# Start of Listing
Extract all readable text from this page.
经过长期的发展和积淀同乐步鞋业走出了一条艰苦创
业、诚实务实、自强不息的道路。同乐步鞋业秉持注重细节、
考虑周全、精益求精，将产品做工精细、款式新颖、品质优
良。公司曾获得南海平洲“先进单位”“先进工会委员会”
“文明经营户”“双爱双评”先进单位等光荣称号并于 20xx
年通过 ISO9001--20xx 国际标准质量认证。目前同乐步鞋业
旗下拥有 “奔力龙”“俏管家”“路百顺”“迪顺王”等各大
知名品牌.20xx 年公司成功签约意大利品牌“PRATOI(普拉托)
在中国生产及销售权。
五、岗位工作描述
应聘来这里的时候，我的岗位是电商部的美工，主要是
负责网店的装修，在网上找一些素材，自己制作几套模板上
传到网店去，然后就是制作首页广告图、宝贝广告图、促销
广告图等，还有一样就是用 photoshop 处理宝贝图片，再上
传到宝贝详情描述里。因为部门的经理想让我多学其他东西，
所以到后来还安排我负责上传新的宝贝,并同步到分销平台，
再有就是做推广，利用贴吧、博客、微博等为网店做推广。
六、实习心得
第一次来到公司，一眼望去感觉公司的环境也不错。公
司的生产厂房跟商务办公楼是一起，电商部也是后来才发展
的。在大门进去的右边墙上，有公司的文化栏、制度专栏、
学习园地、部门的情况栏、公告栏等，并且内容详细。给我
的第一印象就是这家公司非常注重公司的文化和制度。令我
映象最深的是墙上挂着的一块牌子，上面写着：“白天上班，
# End of Listing
Could you reproduce every record above exactly as it appears?

◆ **Written solution**:
Extract all readable text from this page.
经过长期的发展和积淀同乐步鞋业走出了一条艰苦创
业、诚实务实、自强不息的道路。同乐步鞋业秉持注重细节、
考虑周全、精益求精，将产品做工精细、款式新颖、品质优
良。公司曾获得南海平洲“先进单位”“先进工会委员会”
“文明经营户”“双爱双评”先进单位等光荣称号并于 20xx
年通过 ISO9001--20xx 国际标准质量认证。目前同乐步鞋业
旗下拥有 “奔力龙”“俏管家”“路百顺”“迪顺王”等各大
知名品牌.20xx 年公司成功签约意大利品牌“PRATOI(普拉托)
在中国生产及销售权。
五、岗位工作描述
应聘来这里的时候，我的岗位是电商部的美工，主要是
负责网店的装修，在网上找一些素材，自己制作几套模板上
传到网店去，然后就是制作首页广告图、宝贝广告图、促销
广告图等，还有一样就是用 photoshop 处理宝贝图片，再上
传到宝贝详情描述里。因为部门的经理想让我多学其他东西，
所以到后来还安排我负责上传新的宝贝,并同步到分销平台，
再有就是做推广，利用贴吧、博客、微博等为网店做推广。
六、实习心得
第一次来到公司，一眼望去感觉公司的环境也不错。公
司的生产厂房跟商务办公楼是一起，电商部也是后来才发展
的。在大门进去的右边墙上，有公司的文化栏、制度专栏、
学习园地、部门的情况栏、公告栏等，并且内容详细。给我
的第一印象就是这家公司非常注重公司的文化和制度。令我
映象最深的是墙上挂着的一块牌子，上面写着：“白天上班，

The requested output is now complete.